Records from a data source
------------------------------------------------------------------------

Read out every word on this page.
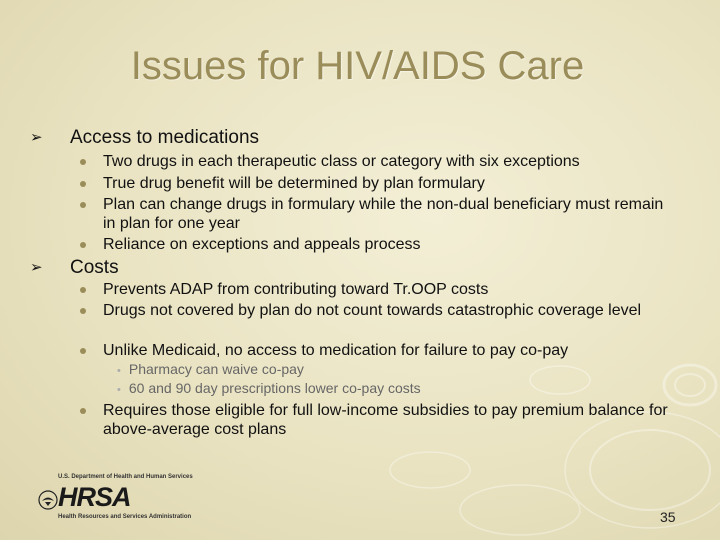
Issues for HIV/AIDS Care
➢ Access to medications
Two drugs in each therapeutic class or category with six exceptions
True drug benefit will be determined by plan formulary
Plan can change drugs in formulary while the non-dual beneficiary must remain in plan for one year
Reliance on exceptions and appeals process
➢ Costs
Prevents ADAP from contributing toward Tr.OOP costs
Drugs not covered by plan do not count towards catastrophic coverage level
Unlike Medicaid, no access to medication for failure to pay co-pay
• Pharmacy can waive co-pay
• 60 and 90 day prescriptions lower co-pay costs
Requires those eligible for full low-income subsidies to pay premium balance for above-average cost plans
U.S. Department of Health and Human Services
HRSA
Health Resources and Services Administration	35
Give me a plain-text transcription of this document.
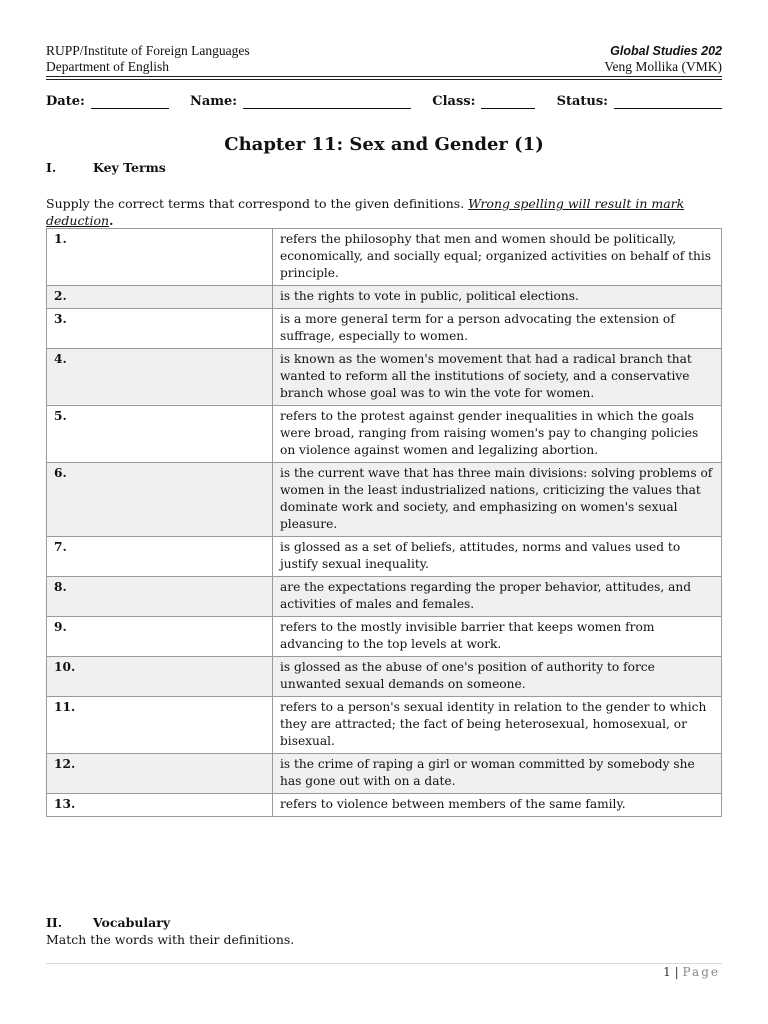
RUPP/Institute of Foreign Languages
Department of English
Global Studies 202
Veng Mollika (VMK)
Date:	Name:	Class:	Status:
Chapter 11: Sex and Gender (1)
I.	Key Terms
Supply the correct terms that correspond to the given definitions. Wrong spelling will result in mark deduction.
1.	refers the philosophy that men and women should be politically, economically, and socially equal; organized activities on behalf of this principle.
2.	is the rights to vote in public, political elections.
3.	is a more general term for a person advocating the extension of suffrage, especially to women.
4.	is known as the women's movement that had a radical branch that wanted to reform all the institutions of society, and a conservative branch whose goal was to win the vote for women.
5.	refers to the protest against gender inequalities in which the goals were broad, ranging from raising women's pay to changing policies on violence against women and legalizing abortion.
6.	is the current wave that has three main divisions: solving problems of women in the least industrialized nations, criticizing the values that dominate work and society, and emphasizing on women's sexual pleasure.
7.	is glossed as a set of beliefs, attitudes, norms and values used to justify sexual inequality.
8.	are the expectations regarding the proper behavior, attitudes, and activities of males and females.
9.	refers to the mostly invisible barrier that keeps women from advancing to the top levels at work.
10.	is glossed as the abuse of one's position of authority to force unwanted sexual demands on someone.
11.	refers to a person's sexual identity in relation to the gender to which they are attracted; the fact of being heterosexual, homosexual, or bisexual.
12.	is the crime of raping a girl or woman committed by somebody she has gone out with on a date.
13.	refers to violence between members of the same family.
II. Vocabulary
Match the words with their definitions.
1 | Page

------------------------------------------------------------------------

WORK TO DO
Reproduce every entry word for word, but skip any pictures.

RESULT FOR THIS EXERCISE
Read out every word on this page.
Issues for HIV/AIDS Care
➢ Access to medications
Two drugs in each therapeutic class or category with six exceptions
True drug benefit will be determined by plan formulary
Plan can change drugs in formulary while the non-dual beneficiary must remain in plan for one year
Reliance on exceptions and appeals process
➢ Costs
Prevents ADAP from contributing toward Tr.OOP costs
Drugs not covered by plan do not count towards catastrophic coverage level
Unlike Medicaid, no access to medication for failure to pay co-pay
• Pharmacy can waive co-pay
• 60 and 90 day prescriptions lower co-pay costs
Requires those eligible for full low-income subsidies to pay premium balance for above-average cost plans
U.S. Department of Health and Human Services
HRSA
Health Resources and Services Administration	35
Give me a plain-text transcription of this document.
RUPP/Institute of Foreign Languages
Department of English
Global Studies 202
Veng Mollika (VMK)
Date:	Name:	Class:	Status:
Chapter 11: Sex and Gender (1)
I.	Key Terms
Supply the correct terms that correspond to the given definitions. Wrong spelling will result in mark deduction.
1.	refers the philosophy that men and women should be politically, economically, and socially equal; organized activities on behalf of this principle.
2.	is the rights to vote in public, political elections.
3.	is a more general term for a person advocating the extension of suffrage, especially to women.
4.	is known as the women's movement that had a radical branch that wanted to reform all the institutions of society, and a conservative branch whose goal was to win the vote for women.
5.	refers to the protest against gender inequalities in which the goals were broad, ranging from raising women's pay to changing policies on violence against women and legalizing abortion.
6.	is the current wave that has three main divisions: solving problems of women in the least industrialized nations, criticizing the values that dominate work and society, and emphasizing on women's sexual pleasure.
7.	is glossed as a set of beliefs, attitudes, norms and values used to justify sexual inequality.
8.	are the expectations regarding the proper behavior, attitudes, and activities of males and females.
9.	refers to the mostly invisible barrier that keeps women from advancing to the top levels at work.
10.	is glossed as the abuse of one's position of authority to force unwanted sexual demands on someone.
11.	refers to a person's sexual identity in relation to the gender to which they are attracted; the fact of being heterosexual, homosexual, or bisexual.
12.	is the crime of raping a girl or woman committed by somebody she has gone out with on a date.
13.	refers to violence between members of the same family.
II. Vocabulary
Match the words with their definitions.
1 | Page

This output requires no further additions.